[DATA RECORDS]

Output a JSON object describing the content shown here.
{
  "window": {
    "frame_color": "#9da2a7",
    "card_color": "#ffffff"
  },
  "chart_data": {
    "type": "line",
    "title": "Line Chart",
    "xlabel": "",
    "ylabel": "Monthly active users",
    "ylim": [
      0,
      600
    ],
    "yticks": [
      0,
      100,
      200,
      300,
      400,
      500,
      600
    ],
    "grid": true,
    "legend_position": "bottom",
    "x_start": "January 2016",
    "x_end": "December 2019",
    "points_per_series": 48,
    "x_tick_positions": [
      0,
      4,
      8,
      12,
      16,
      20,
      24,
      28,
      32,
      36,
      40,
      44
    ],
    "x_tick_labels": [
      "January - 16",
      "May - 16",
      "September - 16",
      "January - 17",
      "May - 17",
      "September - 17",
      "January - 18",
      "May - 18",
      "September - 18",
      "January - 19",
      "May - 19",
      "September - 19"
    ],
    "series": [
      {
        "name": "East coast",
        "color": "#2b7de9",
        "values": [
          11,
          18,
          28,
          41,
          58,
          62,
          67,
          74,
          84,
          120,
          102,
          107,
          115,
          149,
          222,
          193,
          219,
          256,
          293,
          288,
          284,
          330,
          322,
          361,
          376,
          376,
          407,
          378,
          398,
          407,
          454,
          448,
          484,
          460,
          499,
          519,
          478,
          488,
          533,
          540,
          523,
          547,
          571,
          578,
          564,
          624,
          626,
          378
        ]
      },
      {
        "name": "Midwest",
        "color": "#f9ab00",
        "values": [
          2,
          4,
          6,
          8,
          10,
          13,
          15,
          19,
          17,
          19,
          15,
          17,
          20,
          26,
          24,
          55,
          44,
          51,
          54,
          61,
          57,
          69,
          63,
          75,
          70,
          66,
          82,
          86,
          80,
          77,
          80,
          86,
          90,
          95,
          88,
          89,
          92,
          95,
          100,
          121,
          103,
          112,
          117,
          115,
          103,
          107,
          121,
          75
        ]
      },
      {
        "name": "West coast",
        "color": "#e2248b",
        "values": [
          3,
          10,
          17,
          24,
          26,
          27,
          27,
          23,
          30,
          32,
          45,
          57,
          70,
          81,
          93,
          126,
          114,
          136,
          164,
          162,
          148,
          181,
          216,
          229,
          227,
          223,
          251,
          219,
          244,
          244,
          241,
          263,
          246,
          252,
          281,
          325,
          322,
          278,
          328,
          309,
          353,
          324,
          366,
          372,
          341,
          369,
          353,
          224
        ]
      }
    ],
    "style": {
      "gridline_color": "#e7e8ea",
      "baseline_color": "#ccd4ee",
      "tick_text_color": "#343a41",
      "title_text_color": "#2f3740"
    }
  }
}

[YOUR TASK] Using the listing, copy every line where the word "January" shows up.

[OUTPUT OF THE EXERCISE]
    "x_start": "January 2016",
      "January - 16",
      "January - 17",
      "January - 18",
      "January - 19",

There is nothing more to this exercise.